In the piece on chefs as food TV hosts, what budget per kid does Scott Pampuch have for school lunch in the first episode?

* start Document section *

I would love to host at TV show that involved food. Some kind of game show or reality show would be awesome. But the trend in Food TV is all about the real chef as television star… and let’s be honest, I don’t even qualify as a real cook.
What’s exciting about this trend is that the chefs on TV are the real deal. We all know about Andrew Zimmern’s success—he’s trying to reposition himself as a chef, rather than a guy who eats bizarre food. Of course, Zimmern is a chef, with an impressive catalog of recipes and life experience in kitchens.
Scott Pampuch is going national next week. He’s hosting the second season of In Search of Food, which launches on Ovation TV Monday, April 16. What’s Ovation TV, you wonder? Beats me. It’s channel 161 on Comcast, 274 on DirecTV, 291 on Dish, so there’s that.
Pampuch is one of the most impressive talkers I’ve ever met, and that’s saying something. I’ve always thought he should have a show, and In Search of Food will be true to his career mission of pushing real, local food. The first episode is in Boulder, Colorado, where he’s challenged to prepare school lunch for 1000 school kids on a budget of $1.15 per kid.

* end Document section *
* start Data supplied *

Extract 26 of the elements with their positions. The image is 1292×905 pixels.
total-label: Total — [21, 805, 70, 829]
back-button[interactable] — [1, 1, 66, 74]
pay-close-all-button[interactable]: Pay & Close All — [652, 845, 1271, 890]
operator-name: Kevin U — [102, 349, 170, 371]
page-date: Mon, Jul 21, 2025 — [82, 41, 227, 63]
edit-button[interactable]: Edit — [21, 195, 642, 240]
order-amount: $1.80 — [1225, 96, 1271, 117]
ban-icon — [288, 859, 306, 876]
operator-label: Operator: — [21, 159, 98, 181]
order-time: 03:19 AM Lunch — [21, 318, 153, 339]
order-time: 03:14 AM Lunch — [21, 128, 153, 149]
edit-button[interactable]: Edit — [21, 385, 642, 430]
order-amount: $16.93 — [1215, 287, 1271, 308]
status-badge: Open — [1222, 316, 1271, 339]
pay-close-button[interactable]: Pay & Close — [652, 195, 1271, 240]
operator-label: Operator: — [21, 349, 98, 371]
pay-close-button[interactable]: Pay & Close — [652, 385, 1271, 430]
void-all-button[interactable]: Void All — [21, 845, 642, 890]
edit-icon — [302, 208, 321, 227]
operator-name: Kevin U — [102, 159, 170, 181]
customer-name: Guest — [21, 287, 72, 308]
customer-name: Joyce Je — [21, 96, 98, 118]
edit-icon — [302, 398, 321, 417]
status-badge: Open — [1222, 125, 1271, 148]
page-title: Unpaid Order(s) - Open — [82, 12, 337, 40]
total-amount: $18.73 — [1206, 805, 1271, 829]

* end Data supplied *

• Final result: $1.15 per kid.